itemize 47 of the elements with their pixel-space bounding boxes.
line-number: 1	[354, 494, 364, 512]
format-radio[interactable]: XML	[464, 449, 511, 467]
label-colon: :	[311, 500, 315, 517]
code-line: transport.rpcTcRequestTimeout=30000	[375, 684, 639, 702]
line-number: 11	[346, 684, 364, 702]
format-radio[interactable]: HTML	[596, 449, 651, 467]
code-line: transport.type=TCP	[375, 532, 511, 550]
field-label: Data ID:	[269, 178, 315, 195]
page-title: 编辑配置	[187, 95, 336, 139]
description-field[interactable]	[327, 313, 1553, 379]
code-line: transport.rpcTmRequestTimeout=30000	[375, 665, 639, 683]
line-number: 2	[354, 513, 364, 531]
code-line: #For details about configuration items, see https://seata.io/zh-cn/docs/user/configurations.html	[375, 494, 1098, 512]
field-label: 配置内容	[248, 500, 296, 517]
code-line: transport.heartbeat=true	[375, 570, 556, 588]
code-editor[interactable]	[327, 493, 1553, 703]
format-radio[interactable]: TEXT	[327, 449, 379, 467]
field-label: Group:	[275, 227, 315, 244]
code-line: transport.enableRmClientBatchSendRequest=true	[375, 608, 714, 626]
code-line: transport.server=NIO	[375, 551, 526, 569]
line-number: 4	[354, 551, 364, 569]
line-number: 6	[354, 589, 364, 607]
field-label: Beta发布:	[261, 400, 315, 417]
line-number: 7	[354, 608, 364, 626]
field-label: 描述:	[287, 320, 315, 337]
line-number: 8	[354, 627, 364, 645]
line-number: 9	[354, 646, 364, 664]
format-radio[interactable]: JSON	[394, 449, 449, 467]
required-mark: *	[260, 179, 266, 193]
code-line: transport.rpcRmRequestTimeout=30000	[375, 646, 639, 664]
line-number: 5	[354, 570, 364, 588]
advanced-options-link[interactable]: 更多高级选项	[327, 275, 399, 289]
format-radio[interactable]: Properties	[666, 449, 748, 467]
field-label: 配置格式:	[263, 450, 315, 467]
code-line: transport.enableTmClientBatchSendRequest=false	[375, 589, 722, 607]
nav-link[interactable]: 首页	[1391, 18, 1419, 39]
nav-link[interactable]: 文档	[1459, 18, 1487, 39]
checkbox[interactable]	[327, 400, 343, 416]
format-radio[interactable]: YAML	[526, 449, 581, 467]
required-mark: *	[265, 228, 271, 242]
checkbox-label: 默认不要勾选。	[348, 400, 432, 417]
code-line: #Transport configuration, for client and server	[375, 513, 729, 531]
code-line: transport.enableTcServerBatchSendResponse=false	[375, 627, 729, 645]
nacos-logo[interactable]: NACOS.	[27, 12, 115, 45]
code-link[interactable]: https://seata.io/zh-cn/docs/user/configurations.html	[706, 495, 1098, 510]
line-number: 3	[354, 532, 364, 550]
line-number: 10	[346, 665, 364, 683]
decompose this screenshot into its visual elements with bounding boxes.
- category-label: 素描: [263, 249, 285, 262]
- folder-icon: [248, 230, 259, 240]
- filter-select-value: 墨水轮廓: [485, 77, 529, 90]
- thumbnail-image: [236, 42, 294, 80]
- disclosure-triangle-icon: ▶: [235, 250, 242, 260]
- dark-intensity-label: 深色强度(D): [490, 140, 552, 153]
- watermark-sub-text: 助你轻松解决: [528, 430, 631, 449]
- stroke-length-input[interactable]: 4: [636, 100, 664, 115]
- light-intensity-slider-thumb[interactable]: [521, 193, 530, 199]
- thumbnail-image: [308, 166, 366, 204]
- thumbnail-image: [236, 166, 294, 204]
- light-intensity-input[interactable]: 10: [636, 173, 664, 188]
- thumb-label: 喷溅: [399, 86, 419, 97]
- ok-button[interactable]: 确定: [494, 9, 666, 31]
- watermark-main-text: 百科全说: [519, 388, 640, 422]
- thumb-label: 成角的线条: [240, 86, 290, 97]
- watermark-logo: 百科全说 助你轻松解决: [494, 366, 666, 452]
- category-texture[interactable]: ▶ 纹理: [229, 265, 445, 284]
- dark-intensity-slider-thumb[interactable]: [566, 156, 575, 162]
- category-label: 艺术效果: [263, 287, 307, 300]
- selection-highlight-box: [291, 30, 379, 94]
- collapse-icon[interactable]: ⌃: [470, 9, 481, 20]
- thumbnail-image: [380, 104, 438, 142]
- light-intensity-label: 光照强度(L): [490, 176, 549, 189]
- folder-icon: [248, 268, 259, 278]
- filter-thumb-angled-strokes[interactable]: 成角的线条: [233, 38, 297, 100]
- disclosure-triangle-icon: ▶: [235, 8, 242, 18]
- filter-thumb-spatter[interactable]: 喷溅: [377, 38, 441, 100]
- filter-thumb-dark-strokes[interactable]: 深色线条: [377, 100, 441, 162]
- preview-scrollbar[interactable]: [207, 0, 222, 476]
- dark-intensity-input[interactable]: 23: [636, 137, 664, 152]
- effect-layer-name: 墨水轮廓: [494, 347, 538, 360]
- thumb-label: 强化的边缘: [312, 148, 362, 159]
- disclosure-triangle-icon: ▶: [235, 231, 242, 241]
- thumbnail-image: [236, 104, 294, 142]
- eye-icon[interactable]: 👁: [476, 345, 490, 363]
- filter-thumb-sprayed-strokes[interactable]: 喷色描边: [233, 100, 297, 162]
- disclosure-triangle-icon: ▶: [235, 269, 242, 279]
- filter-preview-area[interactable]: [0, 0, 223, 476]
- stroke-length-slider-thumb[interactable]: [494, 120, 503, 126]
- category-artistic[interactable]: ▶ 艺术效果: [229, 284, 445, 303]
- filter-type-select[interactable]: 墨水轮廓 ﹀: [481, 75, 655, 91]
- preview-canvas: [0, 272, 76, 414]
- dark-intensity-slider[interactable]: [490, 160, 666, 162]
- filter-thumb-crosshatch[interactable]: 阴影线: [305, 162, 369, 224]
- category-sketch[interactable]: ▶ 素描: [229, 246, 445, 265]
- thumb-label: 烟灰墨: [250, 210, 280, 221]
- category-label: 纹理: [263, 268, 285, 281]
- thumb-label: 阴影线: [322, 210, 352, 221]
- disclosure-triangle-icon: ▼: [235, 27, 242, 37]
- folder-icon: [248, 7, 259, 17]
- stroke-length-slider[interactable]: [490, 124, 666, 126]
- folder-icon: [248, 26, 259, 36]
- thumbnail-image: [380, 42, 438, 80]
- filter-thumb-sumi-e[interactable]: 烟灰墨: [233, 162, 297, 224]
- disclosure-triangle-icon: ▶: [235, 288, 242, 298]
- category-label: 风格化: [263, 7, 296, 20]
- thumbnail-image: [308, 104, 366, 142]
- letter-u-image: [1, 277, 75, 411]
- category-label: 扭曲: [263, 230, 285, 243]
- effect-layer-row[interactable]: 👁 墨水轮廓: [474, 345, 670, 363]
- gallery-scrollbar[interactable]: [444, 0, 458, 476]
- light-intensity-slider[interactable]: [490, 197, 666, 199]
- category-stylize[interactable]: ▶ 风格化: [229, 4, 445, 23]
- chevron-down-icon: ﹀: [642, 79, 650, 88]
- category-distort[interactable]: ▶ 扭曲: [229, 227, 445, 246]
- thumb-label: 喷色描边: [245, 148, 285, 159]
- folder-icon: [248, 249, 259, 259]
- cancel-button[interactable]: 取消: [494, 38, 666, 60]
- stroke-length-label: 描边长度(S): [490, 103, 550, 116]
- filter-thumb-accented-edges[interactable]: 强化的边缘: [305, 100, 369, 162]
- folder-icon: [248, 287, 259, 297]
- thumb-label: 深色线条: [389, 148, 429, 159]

> **STATED TASK**
Lay out all the items above as a Markdown table with the columns Row and Line, numbering each line and leaving out any blank lines.

> **FINISHED ANSWER**
| Row | Line |
|---|---|
| 1 | itemize 47 of the elements with their pixel-space bounding boxes. |
| 2 | line-number: 1	[354, 494, 364, 512] |
| 3 | format-radio[interactable]: XML	[464, 449, 511, 467] |
| 4 | label-colon: :	[311, 500, 315, 517] |
| 5 | code-line: transport.rpcTcRequestTimeout=30000	[375, 684, 639, 702] |
| 6 | line-number: 11	[346, 684, 364, 702] |
| 7 | format-radio[interactable]: HTML	[596, 449, 651, 467] |
| 8 | code-line: transport.type=TCP	[375, 532, 511, 550] |
| 9 | field-label: Data ID:	[269, 178, 315, 195] |
| 10 | page-title: 编辑配置	[187, 95, 336, 139] |
| 11 | description-field[interactable]	[327, 313, 1553, 379] |
| 12 | code-line: transport.rpcTmRequestTimeout=30000	[375, 665, 639, 683] |
| 13 | line-number: 2	[354, 513, 364, 531] |
| 14 | code-line: #For details about configuration items, see https://seata.io/zh-cn/docs/user/configurations.html	[375, 494, 1098, 512] |
| 15 | field-label: 配置内容	[248, 500, 296, 517] |
| 16 | code-line: transport.heartbeat=true	[375, 570, 556, 588] |
| 17 | code-editor[interactable]	[327, 493, 1553, 703] |
| 18 | format-radio[interactable]: TEXT	[327, 449, 379, 467] |
| 19 | field-label: Group:	[275, 227, 315, 244] |
| 20 | code-line: transport.enableRmClientBatchSendRequest=true	[375, 608, 714, 626] |
| 21 | code-line: transport.server=NIO	[375, 551, 526, 569] |
| 22 | line-number: 4	[354, 551, 364, 569] |
| 23 | line-number: 6	[354, 589, 364, 607] |
| 24 | field-label: Beta发布:	[261, 400, 315, 417] |
| 25 | line-number: 7	[354, 608, 364, 626] |
| 26 | field-label: 描述:	[287, 320, 315, 337] |
| 27 | line-number: 8	[354, 627, 364, 645] |
| 28 | line-number: 9	[354, 646, 364, 664] |
| 29 | format-radio[interactable]: JSON	[394, 449, 449, 467] |
| 30 | required-mark: *	[260, 179, 266, 193] |
| 31 | code-line: transport.rpcRmRequestTimeout=30000	[375, 646, 639, 664] |
| 32 | line-number: 5	[354, 570, 364, 588] |
| 33 | advanced-options-link[interactable]: 更多高级选项	[327, 275, 399, 289] |
| 34 | format-radio[interactable]: Properties	[666, 449, 748, 467] |
| 35 | field-label: 配置格式:	[263, 450, 315, 467] |
| 36 | code-line: transport.enableTmClientBatchSendRequest=false	[375, 589, 722, 607] |
| 37 | nav-link[interactable]: 首页	[1391, 18, 1419, 39] |
| 38 | nav-link[interactable]: 文档	[1459, 18, 1487, 39] |
| 39 | checkbox[interactable]	[327, 400, 343, 416] |
| 40 | format-radio[interactable]: YAML	[526, 449, 581, 467] |
| 41 | required-mark: *	[265, 228, 271, 242] |
| 42 | checkbox-label: 默认不要勾选。	[348, 400, 432, 417] |
| 43 | code-line: #Transport configuration, for client and server	[375, 513, 729, 531] |
| 44 | code-line: transport.enableTcServerBatchSendResponse=false	[375, 627, 729, 645] |
| 45 | nacos-logo[interactable]: NACOS.	[27, 12, 115, 45] |
| 46 | code-link[interactable]: https://seata.io/zh-cn/docs/user/configurations.html	[706, 495, 1098, 510] |
| 47 | line-number: 3	[354, 532, 364, 550] |
| 48 | line-number: 10	[346, 665, 364, 683] |
| 49 | decompose this screenshot into its visual elements with bounding boxes. |
| 50 | - category-label: 素描: [263, 249, 285, 262] |
| 51 | - folder-icon: [248, 230, 259, 240] |
| 52 | - filter-select-value: 墨水轮廓: [485, 77, 529, 90] |
| 53 | - thumbnail-image: [236, 42, 294, 80] |
| 54 | - disclosure-triangle-icon: ▶: [235, 250, 242, 260] |
| 55 | - dark-intensity-label: 深色强度(D): [490, 140, 552, 153] |
| 56 | - watermark-sub-text: 助你轻松解决: [528, 430, 631, 449] |
| 57 | - stroke-length-input[interactable]: 4: [636, 100, 664, 115] |
| 58 | - light-intensity-slider-thumb[interactable]: [521, 193, 530, 199] |
| 59 | - thumbnail-image: [308, 166, 366, 204] |
| 60 | - thumbnail-image: [236, 166, 294, 204] |
| 61 | - light-intensity-input[interactable]: 10: [636, 173, 664, 188] |
| 62 | - thumb-label: 喷溅: [399, 86, 419, 97] |
| 63 | - ok-button[interactable]: 确定: [494, 9, 666, 31] |
| 64 | - watermark-main-text: 百科全说: [519, 388, 640, 422] |
| 65 | - thumb-label: 成角的线条: [240, 86, 290, 97] |
| 66 | - watermark-logo: 百科全说 助你轻松解决: [494, 366, 666, 452] |
| 67 | - category-texture[interactable]: ▶ 纹理: [229, 265, 445, 284] |
| 68 | - dark-intensity-slider-thumb[interactable]: [566, 156, 575, 162] |
| 69 | - category-label: 艺术效果: [263, 287, 307, 300] |
| 70 | - selection-highlight-box: [291, 30, 379, 94] |
| 71 | - collapse-icon[interactable]: ⌃: [470, 9, 481, 20] |
| 72 | - thumbnail-image: [380, 104, 438, 142] |
| 73 | - light-intensity-label: 光照强度(L): [490, 176, 549, 189] |
| 74 | - folder-icon: [248, 268, 259, 278] |
| 75 | - filter-thumb-angled-strokes[interactable]: 成角的线条: [233, 38, 297, 100] |
| 76 | - disclosure-triangle-icon: ▶: [235, 8, 242, 18] |
| 77 | - filter-thumb-spatter[interactable]: 喷溅: [377, 38, 441, 100] |
| 78 | - filter-thumb-dark-strokes[interactable]: 深色线条: [377, 100, 441, 162] |
| 79 | - preview-scrollbar[interactable]: [207, 0, 222, 476] |
| 80 | - dark-intensity-input[interactable]: 23: [636, 137, 664, 152] |
| 81 | - effect-layer-name: 墨水轮廓: [494, 347, 538, 360] |
| 82 | - thumb-label: 强化的边缘: [312, 148, 362, 159] |
| 83 | - disclosure-triangle-icon: ▶: [235, 231, 242, 241] |
| 84 | - thumbnail-image: [236, 104, 294, 142] |
| 85 | - eye-icon[interactable]: 👁: [476, 345, 490, 363] |
| 86 | - filter-thumb-sprayed-strokes[interactable]: 喷色描边: [233, 100, 297, 162] |
| 87 | - disclosure-triangle-icon: ▶: [235, 269, 242, 279] |
| 88 | - filter-preview-area[interactable]: [0, 0, 223, 476] |
| 89 | - stroke-length-slider-thumb[interactable]: [494, 120, 503, 126] |
| 90 | - category-artistic[interactable]: ▶ 艺术效果: [229, 284, 445, 303] |
| 91 | - filter-type-select[interactable]: 墨水轮廓 ﹀: [481, 75, 655, 91] |
| 92 | - preview-canvas: [0, 272, 76, 414] |
| 93 | - dark-intensity-slider[interactable]: [490, 160, 666, 162] |
| 94 | - filter-thumb-crosshatch[interactable]: 阴影线: [305, 162, 369, 224] |
| 95 | - category-sketch[interactable]: ▶ 素描: [229, 246, 445, 265] |
| 96 | - thumb-label: 烟灰墨: [250, 210, 280, 221] |
| 97 | - category-label: 纹理: [263, 268, 285, 281] |
| 98 | - thumb-label: 阴影线: [322, 210, 352, 221] |
| 99 | - disclosure-triangle-icon: ▼: [235, 27, 242, 37] |
| 100 | - folder-icon: [248, 7, 259, 17] |
| 101 | - stroke-length-slider[interactable]: [490, 124, 666, 126] |
| 102 | - folder-icon: [248, 26, 259, 36] |
| 103 | - thumbnail-image: [380, 42, 438, 80] |
| 104 | - filter-thumb-sumi-e[interactable]: 烟灰墨: [233, 162, 297, 224] |
| 105 | - disclosure-triangle-icon: ▶: [235, 288, 242, 298] |
| 106 | - category-label: 风格化: [263, 7, 296, 20] |
| 107 | - thumbnail-image: [308, 104, 366, 142] |
| 108 | - letter-u-image: [1, 277, 75, 411] |
| 109 | - category-label: 扭曲: [263, 230, 285, 243] |
| 110 | - effect-layer-row[interactable]: 👁 墨水轮廓: [474, 345, 670, 363] |
| 111 | - gallery-scrollbar[interactable]: [444, 0, 458, 476] |
| 112 | - light-intensity-slider[interactable]: [490, 197, 666, 199] |
| 113 | - category-stylize[interactable]: ▶ 风格化: [229, 4, 445, 23] |
| 114 | - chevron-down-icon: ﹀: [642, 79, 650, 88] |
| 115 | - category-distort[interactable]: ▶ 扭曲: [229, 227, 445, 246] |
| 116 | - thumb-label: 喷色描边: [245, 148, 285, 159] |
| 117 | - folder-icon: [248, 249, 259, 259] |
| 118 | - cancel-button[interactable]: 取消: [494, 38, 666, 60] |
| 119 | - stroke-length-label: 描边长度(S): [490, 103, 550, 116] |
| 120 | - filter-thumb-accented-edges[interactable]: 强化的边缘: [305, 100, 369, 162] |
| 121 | - folder-icon: [248, 287, 259, 297] |
| 122 | - thumb-label: 深色线条: [389, 148, 429, 159] |